Records for this exercise:
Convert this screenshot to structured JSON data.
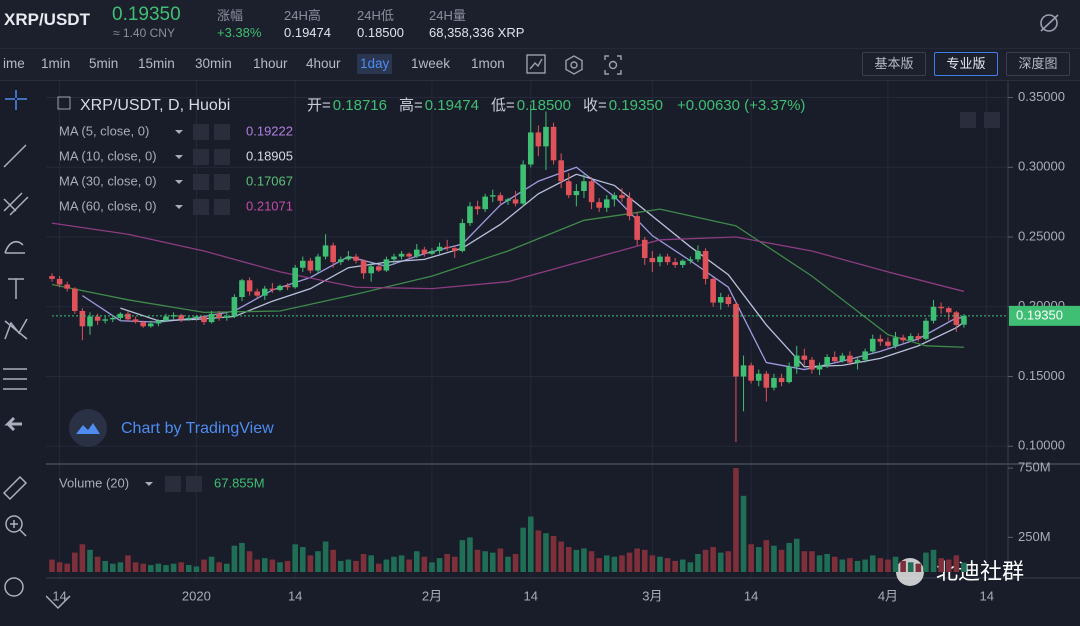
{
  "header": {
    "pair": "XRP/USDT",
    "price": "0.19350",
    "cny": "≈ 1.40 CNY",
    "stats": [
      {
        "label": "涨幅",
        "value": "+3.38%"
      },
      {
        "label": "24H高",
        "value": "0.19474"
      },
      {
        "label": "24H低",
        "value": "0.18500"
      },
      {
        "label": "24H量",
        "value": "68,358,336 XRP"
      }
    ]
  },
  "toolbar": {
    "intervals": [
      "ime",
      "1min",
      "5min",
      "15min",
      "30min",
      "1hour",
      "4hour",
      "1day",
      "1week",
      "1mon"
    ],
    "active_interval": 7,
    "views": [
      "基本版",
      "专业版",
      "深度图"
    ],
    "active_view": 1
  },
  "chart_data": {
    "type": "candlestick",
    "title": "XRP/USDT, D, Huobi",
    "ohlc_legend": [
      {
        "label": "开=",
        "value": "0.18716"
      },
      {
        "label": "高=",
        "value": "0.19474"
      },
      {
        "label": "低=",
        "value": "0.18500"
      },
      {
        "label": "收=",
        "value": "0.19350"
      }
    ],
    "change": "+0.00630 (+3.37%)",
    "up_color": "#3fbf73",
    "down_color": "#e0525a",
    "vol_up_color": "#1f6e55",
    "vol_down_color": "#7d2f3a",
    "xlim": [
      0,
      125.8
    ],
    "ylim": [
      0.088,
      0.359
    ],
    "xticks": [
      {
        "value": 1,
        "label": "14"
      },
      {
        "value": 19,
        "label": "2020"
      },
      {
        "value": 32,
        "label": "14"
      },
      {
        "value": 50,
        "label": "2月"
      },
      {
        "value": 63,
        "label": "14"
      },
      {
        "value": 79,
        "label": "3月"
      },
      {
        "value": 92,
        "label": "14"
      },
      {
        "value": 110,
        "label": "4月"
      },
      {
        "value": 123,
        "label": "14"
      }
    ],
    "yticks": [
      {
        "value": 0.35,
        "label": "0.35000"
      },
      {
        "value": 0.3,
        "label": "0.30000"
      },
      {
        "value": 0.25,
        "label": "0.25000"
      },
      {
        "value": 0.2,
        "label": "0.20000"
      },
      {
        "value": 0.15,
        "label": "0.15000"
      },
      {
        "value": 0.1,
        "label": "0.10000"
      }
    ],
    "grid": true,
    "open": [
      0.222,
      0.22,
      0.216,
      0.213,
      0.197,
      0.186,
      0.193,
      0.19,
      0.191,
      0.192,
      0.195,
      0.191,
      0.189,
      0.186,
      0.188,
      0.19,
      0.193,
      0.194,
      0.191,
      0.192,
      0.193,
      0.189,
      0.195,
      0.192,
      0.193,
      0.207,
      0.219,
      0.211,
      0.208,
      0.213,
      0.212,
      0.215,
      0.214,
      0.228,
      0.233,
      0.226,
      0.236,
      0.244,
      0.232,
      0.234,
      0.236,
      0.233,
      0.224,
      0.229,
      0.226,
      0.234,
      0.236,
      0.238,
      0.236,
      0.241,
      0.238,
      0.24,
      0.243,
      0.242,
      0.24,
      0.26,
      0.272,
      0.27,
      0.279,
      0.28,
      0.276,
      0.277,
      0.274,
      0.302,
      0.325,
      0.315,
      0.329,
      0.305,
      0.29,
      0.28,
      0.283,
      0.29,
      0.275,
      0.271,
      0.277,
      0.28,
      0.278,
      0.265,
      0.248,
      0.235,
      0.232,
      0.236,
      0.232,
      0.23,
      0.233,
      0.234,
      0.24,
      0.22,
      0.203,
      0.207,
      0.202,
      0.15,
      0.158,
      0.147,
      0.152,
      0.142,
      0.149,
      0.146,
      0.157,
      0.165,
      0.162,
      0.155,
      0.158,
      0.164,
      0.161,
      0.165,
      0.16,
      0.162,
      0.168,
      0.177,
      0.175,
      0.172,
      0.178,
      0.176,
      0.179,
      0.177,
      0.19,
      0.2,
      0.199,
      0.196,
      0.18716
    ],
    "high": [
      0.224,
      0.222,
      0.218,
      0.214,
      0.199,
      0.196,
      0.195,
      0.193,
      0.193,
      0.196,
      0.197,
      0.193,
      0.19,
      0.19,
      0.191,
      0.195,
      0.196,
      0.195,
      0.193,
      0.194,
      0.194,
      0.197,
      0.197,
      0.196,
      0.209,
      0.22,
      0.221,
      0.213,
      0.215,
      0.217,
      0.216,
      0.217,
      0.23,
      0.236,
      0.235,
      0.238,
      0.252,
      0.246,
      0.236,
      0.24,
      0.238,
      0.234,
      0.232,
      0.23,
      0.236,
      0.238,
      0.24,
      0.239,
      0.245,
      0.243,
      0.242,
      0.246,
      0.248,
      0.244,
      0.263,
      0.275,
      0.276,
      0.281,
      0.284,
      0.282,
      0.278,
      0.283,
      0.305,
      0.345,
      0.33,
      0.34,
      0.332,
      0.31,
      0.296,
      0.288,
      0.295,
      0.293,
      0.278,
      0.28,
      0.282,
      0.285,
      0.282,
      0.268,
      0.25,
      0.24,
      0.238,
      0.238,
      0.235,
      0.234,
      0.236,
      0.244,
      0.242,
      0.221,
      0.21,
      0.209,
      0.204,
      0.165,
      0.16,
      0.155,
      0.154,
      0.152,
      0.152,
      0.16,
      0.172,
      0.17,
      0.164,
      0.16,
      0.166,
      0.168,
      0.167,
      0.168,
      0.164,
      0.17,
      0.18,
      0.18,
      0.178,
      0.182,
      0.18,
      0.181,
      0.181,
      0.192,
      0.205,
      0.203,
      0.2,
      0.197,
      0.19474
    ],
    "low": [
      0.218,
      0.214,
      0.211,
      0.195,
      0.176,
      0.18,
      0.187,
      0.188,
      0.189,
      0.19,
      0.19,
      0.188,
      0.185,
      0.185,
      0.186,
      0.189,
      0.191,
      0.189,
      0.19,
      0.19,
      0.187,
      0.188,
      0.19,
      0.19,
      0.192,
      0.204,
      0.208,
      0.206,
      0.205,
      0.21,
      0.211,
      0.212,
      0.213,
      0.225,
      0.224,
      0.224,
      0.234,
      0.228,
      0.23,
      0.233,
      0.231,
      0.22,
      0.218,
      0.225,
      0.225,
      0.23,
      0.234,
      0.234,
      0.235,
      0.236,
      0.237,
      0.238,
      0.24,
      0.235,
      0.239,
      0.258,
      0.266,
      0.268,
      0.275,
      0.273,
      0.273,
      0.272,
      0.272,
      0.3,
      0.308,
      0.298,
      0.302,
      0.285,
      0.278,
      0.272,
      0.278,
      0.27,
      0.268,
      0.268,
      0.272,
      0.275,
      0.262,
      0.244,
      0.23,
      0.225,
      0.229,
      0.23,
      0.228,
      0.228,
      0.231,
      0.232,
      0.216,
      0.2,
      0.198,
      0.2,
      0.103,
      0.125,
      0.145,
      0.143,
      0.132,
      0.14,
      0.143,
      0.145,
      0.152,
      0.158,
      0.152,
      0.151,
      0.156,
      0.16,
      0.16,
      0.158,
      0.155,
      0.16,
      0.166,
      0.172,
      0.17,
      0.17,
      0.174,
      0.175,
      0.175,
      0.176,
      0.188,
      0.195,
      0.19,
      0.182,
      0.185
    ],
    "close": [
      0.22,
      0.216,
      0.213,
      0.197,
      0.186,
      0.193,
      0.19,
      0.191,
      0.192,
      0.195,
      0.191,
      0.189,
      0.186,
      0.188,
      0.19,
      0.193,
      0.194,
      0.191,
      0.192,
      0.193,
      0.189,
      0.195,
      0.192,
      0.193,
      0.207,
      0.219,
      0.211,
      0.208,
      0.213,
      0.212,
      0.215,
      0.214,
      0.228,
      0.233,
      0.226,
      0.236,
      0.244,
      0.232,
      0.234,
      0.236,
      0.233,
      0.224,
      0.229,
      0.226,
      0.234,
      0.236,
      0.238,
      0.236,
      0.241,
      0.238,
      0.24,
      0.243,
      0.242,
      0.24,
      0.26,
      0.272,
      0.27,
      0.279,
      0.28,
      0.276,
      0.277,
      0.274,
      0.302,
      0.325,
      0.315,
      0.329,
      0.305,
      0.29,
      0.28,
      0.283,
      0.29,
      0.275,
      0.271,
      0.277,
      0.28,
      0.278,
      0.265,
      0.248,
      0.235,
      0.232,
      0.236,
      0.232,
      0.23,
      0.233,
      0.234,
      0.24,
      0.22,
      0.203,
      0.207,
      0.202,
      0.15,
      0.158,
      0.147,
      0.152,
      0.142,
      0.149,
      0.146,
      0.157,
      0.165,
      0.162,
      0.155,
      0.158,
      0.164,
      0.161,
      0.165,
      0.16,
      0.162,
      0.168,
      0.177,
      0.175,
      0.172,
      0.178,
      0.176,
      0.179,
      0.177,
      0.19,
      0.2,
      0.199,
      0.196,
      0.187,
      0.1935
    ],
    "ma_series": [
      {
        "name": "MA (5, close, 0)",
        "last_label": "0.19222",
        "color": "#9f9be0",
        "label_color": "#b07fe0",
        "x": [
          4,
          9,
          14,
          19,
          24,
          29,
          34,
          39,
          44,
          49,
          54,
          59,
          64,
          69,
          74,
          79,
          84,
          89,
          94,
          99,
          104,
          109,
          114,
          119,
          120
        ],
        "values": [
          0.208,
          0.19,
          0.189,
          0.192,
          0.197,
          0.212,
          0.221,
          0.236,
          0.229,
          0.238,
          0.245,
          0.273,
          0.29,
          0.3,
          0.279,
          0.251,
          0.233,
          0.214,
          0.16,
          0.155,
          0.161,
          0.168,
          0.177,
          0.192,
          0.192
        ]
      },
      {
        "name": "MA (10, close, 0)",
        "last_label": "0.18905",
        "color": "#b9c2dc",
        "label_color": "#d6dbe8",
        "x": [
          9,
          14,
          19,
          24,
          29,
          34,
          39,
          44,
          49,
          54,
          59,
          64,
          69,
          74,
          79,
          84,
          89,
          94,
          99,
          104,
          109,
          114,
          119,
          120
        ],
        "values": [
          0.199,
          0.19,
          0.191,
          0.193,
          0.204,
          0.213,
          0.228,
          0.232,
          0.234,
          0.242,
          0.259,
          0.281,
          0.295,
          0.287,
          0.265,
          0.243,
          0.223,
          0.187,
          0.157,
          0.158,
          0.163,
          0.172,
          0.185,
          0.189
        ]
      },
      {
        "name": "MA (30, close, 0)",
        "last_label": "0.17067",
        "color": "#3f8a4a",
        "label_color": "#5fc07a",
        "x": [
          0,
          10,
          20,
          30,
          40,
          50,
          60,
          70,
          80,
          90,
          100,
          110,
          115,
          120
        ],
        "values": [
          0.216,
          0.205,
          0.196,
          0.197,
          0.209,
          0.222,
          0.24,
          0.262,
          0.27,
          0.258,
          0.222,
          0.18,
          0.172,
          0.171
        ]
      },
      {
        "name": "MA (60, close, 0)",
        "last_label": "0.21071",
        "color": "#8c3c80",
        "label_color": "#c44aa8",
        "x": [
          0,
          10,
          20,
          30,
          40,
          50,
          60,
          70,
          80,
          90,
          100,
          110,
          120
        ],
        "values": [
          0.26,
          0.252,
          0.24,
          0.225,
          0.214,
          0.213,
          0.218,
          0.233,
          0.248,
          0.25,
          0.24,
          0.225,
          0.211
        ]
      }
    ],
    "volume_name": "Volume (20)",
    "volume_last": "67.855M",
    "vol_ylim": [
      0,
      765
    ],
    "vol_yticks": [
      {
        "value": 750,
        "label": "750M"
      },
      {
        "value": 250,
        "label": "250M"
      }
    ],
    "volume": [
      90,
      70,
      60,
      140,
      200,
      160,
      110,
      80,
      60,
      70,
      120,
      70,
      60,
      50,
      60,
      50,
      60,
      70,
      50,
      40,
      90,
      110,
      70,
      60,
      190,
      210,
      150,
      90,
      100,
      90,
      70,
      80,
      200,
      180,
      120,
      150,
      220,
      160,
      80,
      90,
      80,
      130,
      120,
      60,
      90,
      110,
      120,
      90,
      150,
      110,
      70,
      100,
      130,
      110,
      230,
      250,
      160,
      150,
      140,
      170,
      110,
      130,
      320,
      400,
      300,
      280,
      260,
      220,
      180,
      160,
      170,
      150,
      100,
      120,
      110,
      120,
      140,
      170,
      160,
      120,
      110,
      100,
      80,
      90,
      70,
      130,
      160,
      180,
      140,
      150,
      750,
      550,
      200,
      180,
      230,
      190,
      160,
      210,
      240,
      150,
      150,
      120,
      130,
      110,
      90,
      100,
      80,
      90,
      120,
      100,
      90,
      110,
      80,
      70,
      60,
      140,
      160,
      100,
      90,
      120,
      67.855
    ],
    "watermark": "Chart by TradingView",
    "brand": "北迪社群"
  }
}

Exercise prompt:
Gather every line from the entries above where the word "close" appears, and copy them.

Final result:
    "close": [
        "name": "MA (5, close, 0)",
        "name": "MA (10, close, 0)",
        "name": "MA (30, close, 0)",
        "name": "MA (60, close, 0)",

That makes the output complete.